→ **Directions for this task**: Extract the complete data exactly as given.

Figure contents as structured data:

· · · · · · ·

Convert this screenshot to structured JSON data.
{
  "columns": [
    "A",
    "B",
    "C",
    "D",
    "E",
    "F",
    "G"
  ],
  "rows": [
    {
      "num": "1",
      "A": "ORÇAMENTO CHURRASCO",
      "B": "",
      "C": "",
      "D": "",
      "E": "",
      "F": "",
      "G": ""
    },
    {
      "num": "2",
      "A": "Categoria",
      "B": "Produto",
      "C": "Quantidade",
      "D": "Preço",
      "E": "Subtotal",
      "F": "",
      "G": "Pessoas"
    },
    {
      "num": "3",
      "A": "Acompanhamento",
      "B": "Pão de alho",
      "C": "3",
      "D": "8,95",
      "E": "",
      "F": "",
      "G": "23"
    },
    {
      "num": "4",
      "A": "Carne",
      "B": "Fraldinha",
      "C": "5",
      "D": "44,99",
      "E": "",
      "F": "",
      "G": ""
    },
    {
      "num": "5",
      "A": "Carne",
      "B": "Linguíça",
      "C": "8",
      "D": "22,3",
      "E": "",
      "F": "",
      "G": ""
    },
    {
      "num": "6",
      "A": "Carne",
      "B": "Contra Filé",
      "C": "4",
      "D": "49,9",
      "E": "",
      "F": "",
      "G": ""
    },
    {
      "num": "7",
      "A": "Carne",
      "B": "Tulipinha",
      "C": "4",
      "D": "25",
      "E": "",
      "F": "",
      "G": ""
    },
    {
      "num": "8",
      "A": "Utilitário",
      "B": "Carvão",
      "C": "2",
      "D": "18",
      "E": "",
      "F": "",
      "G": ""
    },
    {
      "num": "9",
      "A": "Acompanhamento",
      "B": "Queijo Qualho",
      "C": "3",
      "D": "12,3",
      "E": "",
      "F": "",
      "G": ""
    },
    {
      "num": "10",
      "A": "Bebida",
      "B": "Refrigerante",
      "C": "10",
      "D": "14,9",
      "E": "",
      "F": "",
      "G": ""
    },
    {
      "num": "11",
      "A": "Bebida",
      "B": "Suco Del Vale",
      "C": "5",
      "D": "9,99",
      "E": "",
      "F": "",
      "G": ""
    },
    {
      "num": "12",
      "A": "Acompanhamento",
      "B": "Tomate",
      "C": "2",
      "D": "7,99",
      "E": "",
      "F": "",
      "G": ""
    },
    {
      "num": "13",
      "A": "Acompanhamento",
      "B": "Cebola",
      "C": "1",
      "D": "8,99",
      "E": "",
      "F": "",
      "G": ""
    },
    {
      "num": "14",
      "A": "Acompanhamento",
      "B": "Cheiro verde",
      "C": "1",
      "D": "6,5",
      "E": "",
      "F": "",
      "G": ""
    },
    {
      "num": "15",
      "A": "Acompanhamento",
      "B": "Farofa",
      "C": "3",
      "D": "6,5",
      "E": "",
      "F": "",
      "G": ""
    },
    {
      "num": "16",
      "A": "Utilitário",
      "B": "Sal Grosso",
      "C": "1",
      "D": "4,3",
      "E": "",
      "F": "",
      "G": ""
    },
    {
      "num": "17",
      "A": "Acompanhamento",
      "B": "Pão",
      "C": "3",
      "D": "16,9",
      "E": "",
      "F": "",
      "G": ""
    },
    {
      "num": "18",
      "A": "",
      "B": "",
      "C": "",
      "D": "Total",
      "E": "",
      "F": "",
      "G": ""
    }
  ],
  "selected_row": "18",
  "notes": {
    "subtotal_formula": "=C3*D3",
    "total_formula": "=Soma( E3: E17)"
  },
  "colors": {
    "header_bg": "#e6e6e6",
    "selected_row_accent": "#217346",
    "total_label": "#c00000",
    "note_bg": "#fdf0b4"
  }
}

· · · · · · ·

→ **Solved problem**:
Convert this screenshot to structured JSON data.
{
  "columns": [
    "A",
    "B",
    "C",
    "D",
    "E",
    "F",
    "G"
  ],
  "rows": [
    {
      "num": "1",
      "A": "ORÇAMENTO CHURRASCO",
      "B": "",
      "C": "",
      "D": "",
      "E": "",
      "F": "",
      "G": ""
    },
    {
      "num": "2",
      "A": "Categoria",
      "B": "Produto",
      "C": "Quantidade",
      "D": "Preço",
      "E": "Subtotal",
      "F": "",
      "G": "Pessoas"
    },
    {
      "num": "3",
      "A": "Acompanhamento",
      "B": "Pão de alho",
      "C": "3",
      "D": "8,95",
      "E": "",
      "F": "",
      "G": "23"
    },
    {
      "num": "4",
      "A": "Carne",
      "B": "Fraldinha",
      "C": "5",
      "D": "44,99",
      "E": "",
      "F": "",
      "G": ""
    },
    {
      "num": "5",
      "A": "Carne",
      "B": "Linguíça",
      "C": "8",
      "D": "22,3",
      "E": "",
      "F": "",
      "G": ""
    },
    {
      "num": "6",
      "A": "Carne",
      "B": "Contra Filé",
      "C": "4",
      "D": "49,9",
      "E": "",
      "F": "",
      "G": ""
    },
    {
      "num": "7",
      "A": "Carne",
      "B": "Tulipinha",
      "C": "4",
      "D": "25",
      "E": "",
      "F": "",
      "G": ""
    },
    {
      "num": "8",
      "A": "Utilitário",
      "B": "Carvão",
      "C": "2",
      "D": "18",
      "E": "",
      "F": "",
      "G": ""
    },
    {
      "num": "9",
      "A": "Acompanhamento",
      "B": "Queijo Qualho",
      "C": "3",
      "D": "12,3",
      "E": "",
      "F": "",
      "G": ""
    },
    {
      "num": "10",
      "A": "Bebida",
      "B": "Refrigerante",
      "C": "10",
      "D": "14,9",
      "E": "",
      "F": "",
      "G": ""
    },
    {
      "num": "11",
      "A": "Bebida",
      "B": "Suco Del Vale",
      "C": "5",
      "D": "9,99",
      "E": "",
      "F": "",
      "G": ""
    },
    {
      "num": "12",
      "A": "Acompanhamento",
      "B": "Tomate",
      "C": "2",
      "D": "7,99",
      "E": "",
      "F": "",
      "G": ""
    },
    {
      "num": "13",
      "A": "Acompanhamento",
      "B": "Cebola",
      "C": "1",
      "D": "8,99",
      "E": "",
      "F": "",
      "G": ""
    },
    {
      "num": "14",
      "A": "Acompanhamento",
      "B": "Cheiro verde",
      "C": "1",
      "D": "6,5",
      "E": "",
      "F": "",
      "G": ""
    },
    {
      "num": "15",
      "A": "Acompanhamento",
      "B": "Farofa",
      "C": "3",
      "D": "6,5",
      "E": "",
      "F": "",
      "G": ""
    },
    {
      "num": "16",
      "A": "Utilitário",
      "B": "Sal Grosso",
      "C": "1",
      "D": "4,3",
      "E": "",
      "F": "",
      "G": ""
    },
    {
      "num": "17",
      "A": "Acompanhamento",
      "B": "Pão",
      "C": "3",
      "D": "16,9",
      "E": "",
      "F": "",
      "G": ""
    },
    {
      "num": "18",
      "A": "",
      "B": "",
      "C": "",
      "D": "Total",
      "E": "",
      "F": "",
      "G": ""
    }
  ],
  "selected_row": "18",
  "notes": {
    "subtotal_formula": "=C3*D3",
    "total_formula": "=Soma( E3: E17)"
  },
  "colors": {
    "header_bg": "#e6e6e6",
    "selected_row_accent": "#217346",
    "total_label": "#c00000",
    "note_bg": "#fdf0b4"
  }
}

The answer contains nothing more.